_STATED EXERCISE_
Your task is to give the listing below back word for word, pictures excluded.

_MATERIAL FOR THIS TASK_
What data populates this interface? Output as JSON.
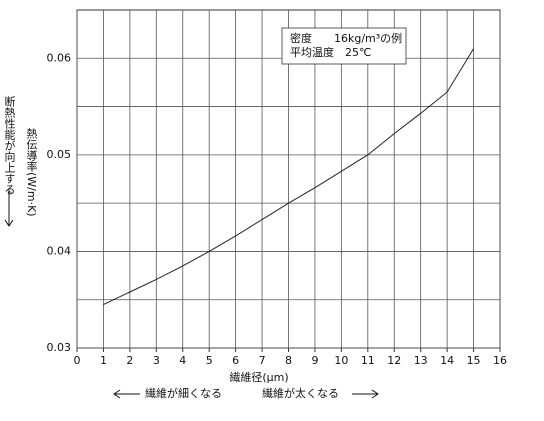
{
  "chart_data": {
    "type": "line",
    "xlabel": "繊維径(μm)",
    "ylabel": "熱伝導率(W/m·K)",
    "ylabel_note": "断熱性能が向上する",
    "note_lines": [
      "密度　　16kg/m³の例",
      "平均温度　25℃"
    ],
    "left_note": "繊維が細くなる",
    "right_note": "繊維が太くなる",
    "x": [
      1,
      2,
      3,
      4,
      5,
      6,
      7,
      8,
      9,
      10,
      11,
      12,
      13,
      14,
      15
    ],
    "series": [
      {
        "color": "#222222",
        "values": [
          0.0345,
          0.0358,
          0.0371,
          0.0385,
          0.04,
          0.0416,
          0.0433,
          0.045,
          0.0466,
          0.0483,
          0.05,
          0.0522,
          0.0543,
          0.0565,
          0.061
        ]
      }
    ],
    "xlim": [
      0,
      16
    ],
    "xticks": [
      0,
      1,
      2,
      3,
      4,
      5,
      6,
      7,
      8,
      9,
      10,
      11,
      12,
      13,
      14,
      15,
      16
    ],
    "ylim": [
      0.03,
      0.065
    ],
    "yticks": [
      0.03,
      0.04,
      0.05,
      0.06
    ],
    "yminor": [
      0.035,
      0.045,
      0.055
    ],
    "grid": true
  }
}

_SOLUTION BELOW_
What data populates this interface? Output as JSON.
{
  "chart_data": {
    "type": "line",
    "xlabel": "繊維径(μm)",
    "ylabel": "熱伝導率(W/m·K)",
    "ylabel_note": "断熱性能が向上する",
    "note_lines": [
      "密度　　16kg/m³の例",
      "平均温度　25℃"
    ],
    "left_note": "繊維が細くなる",
    "right_note": "繊維が太くなる",
    "x": [
      1,
      2,
      3,
      4,
      5,
      6,
      7,
      8,
      9,
      10,
      11,
      12,
      13,
      14,
      15
    ],
    "series": [
      {
        "color": "#222222",
        "values": [
          0.0345,
          0.0358,
          0.0371,
          0.0385,
          0.04,
          0.0416,
          0.0433,
          0.045,
          0.0466,
          0.0483,
          0.05,
          0.0522,
          0.0543,
          0.0565,
          0.061
        ]
      }
    ],
    "xlim": [
      0,
      16
    ],
    "xticks": [
      0,
      1,
      2,
      3,
      4,
      5,
      6,
      7,
      8,
      9,
      10,
      11,
      12,
      13,
      14,
      15,
      16
    ],
    "ylim": [
      0.03,
      0.065
    ],
    "yticks": [
      0.03,
      0.04,
      0.05,
      0.06
    ],
    "yminor": [
      0.035,
      0.045,
      0.055
    ],
    "grid": true
  }
}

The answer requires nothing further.